Task instructions → Look through the records and report how many lines include the word "this", with no other words.

Supplied data →
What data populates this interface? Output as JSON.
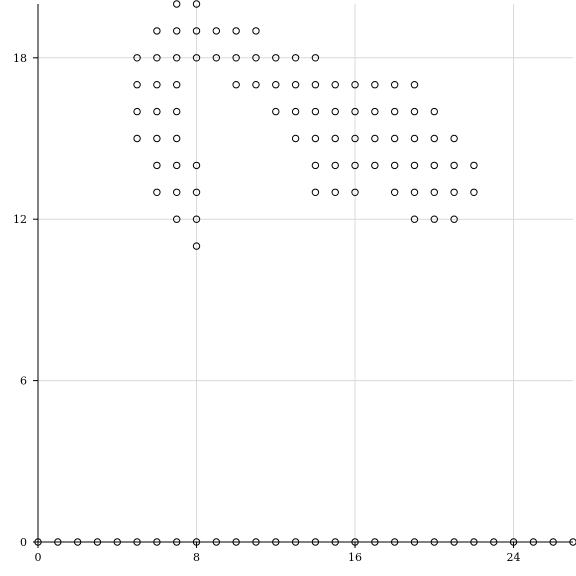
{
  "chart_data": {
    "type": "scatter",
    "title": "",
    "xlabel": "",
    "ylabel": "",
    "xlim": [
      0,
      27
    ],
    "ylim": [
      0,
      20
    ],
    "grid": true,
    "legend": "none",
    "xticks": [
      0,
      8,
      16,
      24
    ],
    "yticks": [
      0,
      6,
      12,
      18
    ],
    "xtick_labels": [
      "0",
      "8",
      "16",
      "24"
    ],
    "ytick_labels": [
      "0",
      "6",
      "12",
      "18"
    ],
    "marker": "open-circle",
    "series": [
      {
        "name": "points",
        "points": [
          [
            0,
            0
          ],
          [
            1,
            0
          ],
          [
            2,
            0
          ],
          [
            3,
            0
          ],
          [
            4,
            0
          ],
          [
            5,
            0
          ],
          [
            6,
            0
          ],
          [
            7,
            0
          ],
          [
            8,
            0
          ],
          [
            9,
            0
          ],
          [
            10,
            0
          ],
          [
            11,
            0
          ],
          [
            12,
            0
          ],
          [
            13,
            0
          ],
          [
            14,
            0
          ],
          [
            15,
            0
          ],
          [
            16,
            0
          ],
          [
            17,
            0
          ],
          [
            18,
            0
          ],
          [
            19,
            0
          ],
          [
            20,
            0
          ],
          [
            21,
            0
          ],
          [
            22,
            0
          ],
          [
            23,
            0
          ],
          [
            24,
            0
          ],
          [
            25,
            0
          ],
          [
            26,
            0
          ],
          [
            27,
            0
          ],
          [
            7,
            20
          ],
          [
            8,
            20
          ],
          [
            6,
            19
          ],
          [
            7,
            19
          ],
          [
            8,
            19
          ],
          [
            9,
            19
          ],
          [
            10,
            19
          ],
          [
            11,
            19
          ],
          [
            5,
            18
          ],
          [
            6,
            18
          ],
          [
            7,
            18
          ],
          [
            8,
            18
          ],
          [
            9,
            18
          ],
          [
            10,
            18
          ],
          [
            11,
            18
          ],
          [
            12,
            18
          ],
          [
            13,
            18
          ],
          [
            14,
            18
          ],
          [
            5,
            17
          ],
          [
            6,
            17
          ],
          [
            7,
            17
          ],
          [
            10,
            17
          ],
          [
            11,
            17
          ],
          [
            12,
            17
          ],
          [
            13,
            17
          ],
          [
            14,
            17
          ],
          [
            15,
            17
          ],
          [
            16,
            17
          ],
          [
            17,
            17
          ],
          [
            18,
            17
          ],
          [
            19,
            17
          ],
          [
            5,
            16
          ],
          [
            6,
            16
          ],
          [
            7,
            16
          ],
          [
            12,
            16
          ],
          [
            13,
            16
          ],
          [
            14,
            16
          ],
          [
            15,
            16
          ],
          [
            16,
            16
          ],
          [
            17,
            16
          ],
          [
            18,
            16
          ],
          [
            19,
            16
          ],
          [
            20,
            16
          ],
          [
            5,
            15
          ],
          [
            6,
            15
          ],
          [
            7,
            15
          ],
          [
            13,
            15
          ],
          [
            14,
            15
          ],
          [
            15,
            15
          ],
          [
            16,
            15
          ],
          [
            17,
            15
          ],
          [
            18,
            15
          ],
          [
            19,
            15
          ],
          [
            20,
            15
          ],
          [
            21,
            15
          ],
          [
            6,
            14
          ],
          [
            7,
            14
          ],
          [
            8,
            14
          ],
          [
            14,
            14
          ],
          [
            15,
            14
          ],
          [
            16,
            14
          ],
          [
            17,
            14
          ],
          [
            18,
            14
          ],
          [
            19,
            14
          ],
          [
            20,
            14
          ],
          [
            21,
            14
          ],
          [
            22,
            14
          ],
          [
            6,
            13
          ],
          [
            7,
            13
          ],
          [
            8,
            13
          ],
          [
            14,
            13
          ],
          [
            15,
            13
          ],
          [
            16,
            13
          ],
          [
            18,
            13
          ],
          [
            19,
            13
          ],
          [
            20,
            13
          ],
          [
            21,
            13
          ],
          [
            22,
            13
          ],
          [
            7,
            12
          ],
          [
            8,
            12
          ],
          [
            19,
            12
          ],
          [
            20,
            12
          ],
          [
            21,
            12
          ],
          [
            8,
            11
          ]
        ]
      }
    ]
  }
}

* * *

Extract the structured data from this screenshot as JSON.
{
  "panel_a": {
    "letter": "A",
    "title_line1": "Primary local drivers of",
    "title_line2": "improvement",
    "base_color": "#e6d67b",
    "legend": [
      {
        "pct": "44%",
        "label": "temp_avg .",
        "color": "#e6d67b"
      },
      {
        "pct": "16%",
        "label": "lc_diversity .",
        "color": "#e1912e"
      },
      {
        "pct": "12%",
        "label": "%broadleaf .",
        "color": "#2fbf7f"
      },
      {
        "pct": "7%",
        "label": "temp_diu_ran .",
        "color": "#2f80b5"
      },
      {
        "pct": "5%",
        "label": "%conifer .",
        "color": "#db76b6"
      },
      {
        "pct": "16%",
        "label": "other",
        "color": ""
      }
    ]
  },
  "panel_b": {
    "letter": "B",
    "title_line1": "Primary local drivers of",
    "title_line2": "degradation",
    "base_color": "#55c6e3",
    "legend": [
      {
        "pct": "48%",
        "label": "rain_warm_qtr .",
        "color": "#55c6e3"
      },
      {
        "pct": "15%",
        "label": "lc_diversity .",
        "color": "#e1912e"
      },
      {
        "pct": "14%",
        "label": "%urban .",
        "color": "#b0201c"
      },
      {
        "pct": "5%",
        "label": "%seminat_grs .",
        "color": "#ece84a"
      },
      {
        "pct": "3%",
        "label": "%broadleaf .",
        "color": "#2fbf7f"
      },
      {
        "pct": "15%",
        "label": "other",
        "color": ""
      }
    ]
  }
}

---

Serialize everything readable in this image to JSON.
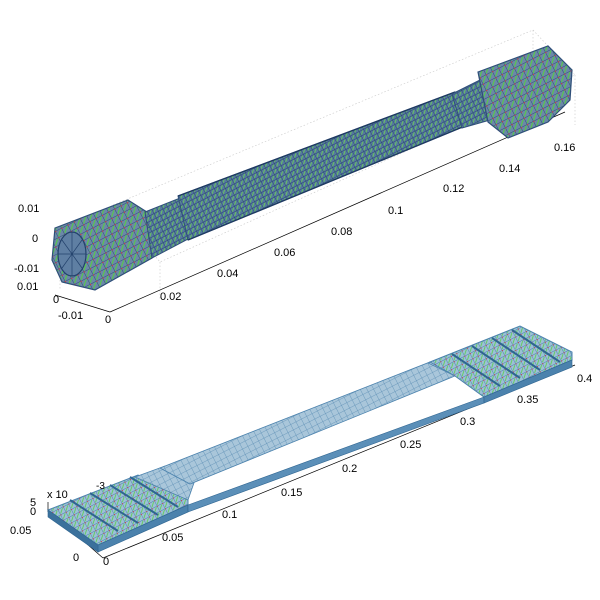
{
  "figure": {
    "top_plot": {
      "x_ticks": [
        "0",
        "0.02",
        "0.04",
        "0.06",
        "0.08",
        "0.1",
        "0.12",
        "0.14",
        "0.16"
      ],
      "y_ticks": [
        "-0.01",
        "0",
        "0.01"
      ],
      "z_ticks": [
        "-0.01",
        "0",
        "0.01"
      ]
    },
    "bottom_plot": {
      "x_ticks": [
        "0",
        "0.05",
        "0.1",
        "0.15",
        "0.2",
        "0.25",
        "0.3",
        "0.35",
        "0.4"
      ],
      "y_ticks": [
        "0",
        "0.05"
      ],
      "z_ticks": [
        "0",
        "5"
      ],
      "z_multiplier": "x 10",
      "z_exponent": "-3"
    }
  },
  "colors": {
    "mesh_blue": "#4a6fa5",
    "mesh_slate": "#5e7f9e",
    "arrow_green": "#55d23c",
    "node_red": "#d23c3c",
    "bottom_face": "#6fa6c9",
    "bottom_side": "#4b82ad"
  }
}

Finished answer → 3